What is the number of lines in the entries that include the word "older"? Respond with the number only.
━━ RECORDS FOR THE EXERCISE ━━
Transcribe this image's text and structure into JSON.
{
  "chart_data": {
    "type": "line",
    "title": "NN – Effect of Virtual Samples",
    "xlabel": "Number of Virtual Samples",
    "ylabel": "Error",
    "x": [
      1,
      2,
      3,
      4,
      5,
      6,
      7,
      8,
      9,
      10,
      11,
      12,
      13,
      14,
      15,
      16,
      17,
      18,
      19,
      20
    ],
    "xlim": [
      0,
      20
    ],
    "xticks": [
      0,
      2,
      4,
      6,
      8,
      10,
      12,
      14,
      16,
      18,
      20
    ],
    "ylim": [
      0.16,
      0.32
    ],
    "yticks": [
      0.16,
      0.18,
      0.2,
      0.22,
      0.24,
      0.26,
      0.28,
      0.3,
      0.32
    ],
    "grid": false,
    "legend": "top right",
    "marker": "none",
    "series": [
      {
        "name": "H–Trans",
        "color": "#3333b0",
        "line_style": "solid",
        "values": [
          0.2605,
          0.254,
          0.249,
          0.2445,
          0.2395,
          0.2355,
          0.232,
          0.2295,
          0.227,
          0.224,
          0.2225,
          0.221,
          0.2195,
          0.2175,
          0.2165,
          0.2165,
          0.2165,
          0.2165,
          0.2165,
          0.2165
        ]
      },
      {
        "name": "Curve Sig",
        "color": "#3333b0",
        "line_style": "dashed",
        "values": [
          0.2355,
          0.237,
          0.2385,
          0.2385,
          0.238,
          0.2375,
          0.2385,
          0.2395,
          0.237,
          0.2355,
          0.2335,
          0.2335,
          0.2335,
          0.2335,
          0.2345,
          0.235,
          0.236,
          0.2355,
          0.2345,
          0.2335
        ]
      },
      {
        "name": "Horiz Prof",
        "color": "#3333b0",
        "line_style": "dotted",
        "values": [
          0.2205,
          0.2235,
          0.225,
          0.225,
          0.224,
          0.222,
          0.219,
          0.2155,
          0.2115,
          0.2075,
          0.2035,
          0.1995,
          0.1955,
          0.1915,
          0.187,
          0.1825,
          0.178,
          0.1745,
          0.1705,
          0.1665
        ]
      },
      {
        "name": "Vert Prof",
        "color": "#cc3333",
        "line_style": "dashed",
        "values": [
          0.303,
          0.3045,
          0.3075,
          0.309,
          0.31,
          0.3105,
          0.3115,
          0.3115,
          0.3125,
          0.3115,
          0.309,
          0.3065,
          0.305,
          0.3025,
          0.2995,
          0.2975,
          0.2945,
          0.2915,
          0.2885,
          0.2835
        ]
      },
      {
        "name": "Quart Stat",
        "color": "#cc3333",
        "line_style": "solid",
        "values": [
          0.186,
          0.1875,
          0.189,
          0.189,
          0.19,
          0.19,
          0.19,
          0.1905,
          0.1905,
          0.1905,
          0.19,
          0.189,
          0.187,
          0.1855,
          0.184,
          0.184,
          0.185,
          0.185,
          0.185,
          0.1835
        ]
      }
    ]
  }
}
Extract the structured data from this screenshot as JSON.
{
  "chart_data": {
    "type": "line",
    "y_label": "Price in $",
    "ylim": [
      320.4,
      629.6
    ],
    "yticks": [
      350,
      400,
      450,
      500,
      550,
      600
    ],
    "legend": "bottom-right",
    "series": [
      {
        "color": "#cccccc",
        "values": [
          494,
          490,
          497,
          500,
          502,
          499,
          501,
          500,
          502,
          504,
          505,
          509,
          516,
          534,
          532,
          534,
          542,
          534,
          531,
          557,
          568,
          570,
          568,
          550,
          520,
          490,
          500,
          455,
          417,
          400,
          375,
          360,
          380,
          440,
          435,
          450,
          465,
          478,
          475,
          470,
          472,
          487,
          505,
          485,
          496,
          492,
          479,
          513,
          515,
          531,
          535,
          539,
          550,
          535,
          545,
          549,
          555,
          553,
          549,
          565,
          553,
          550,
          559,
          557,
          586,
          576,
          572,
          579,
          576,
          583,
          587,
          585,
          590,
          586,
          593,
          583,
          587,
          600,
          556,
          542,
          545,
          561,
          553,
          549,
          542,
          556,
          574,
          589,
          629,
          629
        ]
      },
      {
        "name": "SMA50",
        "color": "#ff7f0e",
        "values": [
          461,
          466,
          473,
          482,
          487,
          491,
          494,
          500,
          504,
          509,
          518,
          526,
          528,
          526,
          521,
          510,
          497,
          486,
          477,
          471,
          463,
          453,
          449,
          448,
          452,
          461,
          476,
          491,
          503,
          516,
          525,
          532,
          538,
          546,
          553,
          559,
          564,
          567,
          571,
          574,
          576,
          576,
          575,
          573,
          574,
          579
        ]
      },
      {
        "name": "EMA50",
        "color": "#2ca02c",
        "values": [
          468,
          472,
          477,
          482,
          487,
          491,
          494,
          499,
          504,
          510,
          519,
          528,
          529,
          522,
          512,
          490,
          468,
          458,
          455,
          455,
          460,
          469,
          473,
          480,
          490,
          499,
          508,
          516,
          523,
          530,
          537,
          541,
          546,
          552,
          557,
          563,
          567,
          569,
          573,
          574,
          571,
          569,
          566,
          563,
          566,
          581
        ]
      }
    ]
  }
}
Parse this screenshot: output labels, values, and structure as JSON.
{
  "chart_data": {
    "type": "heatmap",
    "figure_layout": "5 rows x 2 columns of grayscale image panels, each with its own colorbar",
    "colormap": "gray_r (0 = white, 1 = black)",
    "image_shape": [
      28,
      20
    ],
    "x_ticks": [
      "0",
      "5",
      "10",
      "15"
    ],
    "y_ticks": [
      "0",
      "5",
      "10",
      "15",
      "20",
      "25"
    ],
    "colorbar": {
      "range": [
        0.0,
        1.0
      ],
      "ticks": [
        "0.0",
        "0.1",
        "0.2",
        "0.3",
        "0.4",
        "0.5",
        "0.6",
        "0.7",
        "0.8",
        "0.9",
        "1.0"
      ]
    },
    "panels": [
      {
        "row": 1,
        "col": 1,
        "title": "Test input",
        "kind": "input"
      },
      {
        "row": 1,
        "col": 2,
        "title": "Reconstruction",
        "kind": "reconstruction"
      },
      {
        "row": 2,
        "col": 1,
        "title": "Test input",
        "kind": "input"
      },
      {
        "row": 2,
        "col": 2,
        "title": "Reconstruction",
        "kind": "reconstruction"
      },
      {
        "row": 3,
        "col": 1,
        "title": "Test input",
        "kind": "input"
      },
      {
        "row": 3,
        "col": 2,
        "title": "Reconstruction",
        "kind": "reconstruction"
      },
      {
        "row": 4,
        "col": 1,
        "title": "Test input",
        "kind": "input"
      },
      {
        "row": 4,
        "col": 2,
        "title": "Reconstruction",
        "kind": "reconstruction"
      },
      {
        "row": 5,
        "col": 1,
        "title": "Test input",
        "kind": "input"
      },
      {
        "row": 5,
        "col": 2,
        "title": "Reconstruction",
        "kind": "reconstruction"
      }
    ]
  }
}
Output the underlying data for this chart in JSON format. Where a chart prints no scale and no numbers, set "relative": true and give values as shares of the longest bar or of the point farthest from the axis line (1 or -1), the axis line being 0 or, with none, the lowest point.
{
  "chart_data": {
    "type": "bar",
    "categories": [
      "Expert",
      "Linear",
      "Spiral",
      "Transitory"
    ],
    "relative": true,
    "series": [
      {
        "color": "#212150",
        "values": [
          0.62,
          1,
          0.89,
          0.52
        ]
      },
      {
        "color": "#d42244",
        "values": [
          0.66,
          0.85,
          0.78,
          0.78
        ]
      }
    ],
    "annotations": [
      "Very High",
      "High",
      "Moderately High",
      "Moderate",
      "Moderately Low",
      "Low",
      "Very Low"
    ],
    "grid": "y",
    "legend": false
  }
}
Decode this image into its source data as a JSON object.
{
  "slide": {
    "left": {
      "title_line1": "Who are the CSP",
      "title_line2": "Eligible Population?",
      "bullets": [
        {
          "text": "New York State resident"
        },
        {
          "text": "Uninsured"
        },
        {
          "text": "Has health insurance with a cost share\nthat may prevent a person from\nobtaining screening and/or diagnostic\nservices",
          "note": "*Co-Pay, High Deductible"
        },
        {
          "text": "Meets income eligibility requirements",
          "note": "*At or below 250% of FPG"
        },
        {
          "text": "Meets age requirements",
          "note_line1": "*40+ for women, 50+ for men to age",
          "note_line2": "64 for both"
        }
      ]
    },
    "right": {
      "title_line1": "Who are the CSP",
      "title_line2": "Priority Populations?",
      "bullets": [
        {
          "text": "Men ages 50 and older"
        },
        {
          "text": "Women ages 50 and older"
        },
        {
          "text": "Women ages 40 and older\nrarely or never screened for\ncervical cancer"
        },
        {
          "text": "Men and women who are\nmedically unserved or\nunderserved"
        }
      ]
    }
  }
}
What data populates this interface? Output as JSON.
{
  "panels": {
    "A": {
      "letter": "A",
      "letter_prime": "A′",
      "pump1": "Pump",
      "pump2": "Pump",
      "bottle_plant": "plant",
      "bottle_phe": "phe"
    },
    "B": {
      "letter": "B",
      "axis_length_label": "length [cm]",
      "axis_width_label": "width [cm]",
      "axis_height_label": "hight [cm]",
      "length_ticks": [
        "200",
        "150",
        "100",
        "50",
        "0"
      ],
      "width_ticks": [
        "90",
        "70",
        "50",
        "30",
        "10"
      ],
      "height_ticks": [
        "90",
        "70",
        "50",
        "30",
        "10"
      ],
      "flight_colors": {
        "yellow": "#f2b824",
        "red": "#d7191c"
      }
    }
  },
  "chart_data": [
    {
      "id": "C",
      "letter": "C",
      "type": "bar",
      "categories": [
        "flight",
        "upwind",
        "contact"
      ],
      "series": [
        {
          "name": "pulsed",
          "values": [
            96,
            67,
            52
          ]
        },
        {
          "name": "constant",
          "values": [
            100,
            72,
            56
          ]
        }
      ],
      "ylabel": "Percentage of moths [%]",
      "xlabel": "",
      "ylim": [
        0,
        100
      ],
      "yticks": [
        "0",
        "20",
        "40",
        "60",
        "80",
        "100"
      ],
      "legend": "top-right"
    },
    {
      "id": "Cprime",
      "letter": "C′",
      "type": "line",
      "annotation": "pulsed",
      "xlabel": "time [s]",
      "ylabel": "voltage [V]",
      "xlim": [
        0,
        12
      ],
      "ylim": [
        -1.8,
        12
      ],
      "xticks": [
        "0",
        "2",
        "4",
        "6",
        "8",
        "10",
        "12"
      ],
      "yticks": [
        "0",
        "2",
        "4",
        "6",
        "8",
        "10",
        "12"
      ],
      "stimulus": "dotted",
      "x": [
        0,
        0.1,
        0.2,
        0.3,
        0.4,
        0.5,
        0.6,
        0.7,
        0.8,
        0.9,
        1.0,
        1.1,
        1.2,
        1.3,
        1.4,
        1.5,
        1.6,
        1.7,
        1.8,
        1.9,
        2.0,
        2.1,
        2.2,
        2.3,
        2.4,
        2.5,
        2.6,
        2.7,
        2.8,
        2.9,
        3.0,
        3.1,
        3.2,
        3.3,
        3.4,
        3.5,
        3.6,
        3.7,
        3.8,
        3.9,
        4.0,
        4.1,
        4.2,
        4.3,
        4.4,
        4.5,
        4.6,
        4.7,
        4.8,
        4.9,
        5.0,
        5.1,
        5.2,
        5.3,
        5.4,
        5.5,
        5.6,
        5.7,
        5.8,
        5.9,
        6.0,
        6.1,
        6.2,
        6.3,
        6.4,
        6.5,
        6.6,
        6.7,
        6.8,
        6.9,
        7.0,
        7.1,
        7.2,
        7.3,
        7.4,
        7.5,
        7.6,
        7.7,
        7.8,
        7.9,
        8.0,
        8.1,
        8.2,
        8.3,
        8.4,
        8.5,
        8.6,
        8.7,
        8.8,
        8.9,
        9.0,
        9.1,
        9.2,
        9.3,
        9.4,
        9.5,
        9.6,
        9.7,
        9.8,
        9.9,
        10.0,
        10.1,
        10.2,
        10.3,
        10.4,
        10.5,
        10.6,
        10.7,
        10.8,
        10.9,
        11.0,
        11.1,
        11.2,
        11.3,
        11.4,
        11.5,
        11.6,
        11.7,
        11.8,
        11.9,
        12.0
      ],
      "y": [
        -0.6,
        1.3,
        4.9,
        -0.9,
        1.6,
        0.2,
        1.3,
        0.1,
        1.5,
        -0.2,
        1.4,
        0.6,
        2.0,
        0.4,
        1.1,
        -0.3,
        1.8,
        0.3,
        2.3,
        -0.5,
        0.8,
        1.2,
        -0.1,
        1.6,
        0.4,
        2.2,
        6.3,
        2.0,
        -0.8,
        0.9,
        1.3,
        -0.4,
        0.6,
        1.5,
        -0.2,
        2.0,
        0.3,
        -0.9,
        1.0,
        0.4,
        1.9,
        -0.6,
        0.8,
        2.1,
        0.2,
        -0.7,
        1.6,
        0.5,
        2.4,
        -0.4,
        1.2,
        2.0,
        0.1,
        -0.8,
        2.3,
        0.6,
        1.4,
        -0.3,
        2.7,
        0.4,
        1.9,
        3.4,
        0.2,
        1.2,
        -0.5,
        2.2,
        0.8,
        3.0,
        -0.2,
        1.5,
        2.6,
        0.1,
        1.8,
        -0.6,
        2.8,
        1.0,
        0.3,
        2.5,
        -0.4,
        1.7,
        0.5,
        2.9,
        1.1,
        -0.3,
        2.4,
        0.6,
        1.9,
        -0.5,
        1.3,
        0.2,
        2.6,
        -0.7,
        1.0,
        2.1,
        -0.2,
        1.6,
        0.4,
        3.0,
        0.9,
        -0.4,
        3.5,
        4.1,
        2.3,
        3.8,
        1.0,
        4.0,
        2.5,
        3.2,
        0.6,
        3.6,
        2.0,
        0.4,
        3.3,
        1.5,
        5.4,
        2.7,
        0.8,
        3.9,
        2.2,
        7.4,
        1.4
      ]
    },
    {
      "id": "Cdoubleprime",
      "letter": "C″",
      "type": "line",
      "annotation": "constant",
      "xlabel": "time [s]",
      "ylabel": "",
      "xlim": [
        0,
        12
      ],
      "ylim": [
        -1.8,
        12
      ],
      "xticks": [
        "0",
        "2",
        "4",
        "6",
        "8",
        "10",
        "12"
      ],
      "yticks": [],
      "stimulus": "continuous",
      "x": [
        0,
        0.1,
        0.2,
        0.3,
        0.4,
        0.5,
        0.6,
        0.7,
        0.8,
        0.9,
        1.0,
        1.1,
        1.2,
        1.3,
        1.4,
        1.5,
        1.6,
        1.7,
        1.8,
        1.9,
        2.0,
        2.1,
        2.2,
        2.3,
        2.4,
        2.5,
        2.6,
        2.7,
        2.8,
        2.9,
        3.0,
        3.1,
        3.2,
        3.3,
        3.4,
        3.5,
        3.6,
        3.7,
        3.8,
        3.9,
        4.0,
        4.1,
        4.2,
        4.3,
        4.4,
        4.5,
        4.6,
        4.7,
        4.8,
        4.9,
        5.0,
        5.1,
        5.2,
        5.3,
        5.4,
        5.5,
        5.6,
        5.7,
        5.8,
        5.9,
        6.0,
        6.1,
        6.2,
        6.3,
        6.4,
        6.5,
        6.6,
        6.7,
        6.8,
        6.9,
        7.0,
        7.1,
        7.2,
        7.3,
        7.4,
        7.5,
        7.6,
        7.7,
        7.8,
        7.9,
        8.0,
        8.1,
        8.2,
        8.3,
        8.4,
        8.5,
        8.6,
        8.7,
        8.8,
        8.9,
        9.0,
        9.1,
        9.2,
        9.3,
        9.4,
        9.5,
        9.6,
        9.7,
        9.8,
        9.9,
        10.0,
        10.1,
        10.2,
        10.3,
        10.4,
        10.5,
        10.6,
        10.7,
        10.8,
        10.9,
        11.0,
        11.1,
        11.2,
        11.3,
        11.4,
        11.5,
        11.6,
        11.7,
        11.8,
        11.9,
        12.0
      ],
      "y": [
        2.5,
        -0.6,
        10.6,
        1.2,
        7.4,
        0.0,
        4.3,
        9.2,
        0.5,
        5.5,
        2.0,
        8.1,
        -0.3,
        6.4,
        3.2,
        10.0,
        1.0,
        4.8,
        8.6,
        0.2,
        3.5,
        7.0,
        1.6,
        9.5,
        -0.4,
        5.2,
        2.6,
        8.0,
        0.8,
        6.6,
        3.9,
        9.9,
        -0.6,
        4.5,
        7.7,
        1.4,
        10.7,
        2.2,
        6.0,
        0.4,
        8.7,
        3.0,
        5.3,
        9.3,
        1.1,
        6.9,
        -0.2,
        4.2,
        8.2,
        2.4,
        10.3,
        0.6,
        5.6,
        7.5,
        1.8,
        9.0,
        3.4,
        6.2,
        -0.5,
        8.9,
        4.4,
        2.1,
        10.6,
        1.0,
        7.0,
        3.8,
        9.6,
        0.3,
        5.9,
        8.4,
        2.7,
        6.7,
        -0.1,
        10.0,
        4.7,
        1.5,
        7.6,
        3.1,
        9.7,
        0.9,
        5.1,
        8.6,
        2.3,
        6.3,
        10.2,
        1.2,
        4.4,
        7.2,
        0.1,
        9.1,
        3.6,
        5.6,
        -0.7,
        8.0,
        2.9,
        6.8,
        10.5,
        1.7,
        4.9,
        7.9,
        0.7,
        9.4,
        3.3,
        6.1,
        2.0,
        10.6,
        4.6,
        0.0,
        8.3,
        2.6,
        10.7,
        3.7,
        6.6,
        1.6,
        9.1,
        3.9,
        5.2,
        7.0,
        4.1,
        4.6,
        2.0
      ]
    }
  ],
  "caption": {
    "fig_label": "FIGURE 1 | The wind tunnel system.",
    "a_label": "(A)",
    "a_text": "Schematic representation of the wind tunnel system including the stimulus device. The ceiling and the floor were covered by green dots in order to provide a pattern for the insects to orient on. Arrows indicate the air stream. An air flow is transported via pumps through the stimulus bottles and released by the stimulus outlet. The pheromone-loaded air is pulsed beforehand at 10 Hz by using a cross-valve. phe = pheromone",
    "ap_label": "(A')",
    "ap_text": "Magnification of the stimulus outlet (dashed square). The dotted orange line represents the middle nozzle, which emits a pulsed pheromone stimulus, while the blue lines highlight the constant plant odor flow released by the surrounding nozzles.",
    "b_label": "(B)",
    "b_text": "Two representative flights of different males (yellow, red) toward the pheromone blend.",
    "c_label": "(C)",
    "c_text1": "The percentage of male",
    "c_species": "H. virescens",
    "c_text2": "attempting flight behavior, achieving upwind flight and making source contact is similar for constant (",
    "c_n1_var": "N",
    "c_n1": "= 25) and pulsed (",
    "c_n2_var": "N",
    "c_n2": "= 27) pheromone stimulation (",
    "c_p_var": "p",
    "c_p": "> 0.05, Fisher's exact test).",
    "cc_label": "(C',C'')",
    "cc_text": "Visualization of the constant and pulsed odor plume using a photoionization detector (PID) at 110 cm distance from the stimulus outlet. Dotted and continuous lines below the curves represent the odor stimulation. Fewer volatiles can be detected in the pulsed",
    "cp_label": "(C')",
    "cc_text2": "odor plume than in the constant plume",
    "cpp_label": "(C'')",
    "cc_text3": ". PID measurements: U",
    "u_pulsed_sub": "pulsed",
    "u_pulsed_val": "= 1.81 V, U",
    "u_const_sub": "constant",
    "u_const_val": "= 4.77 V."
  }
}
━━━
THE RESULT>
3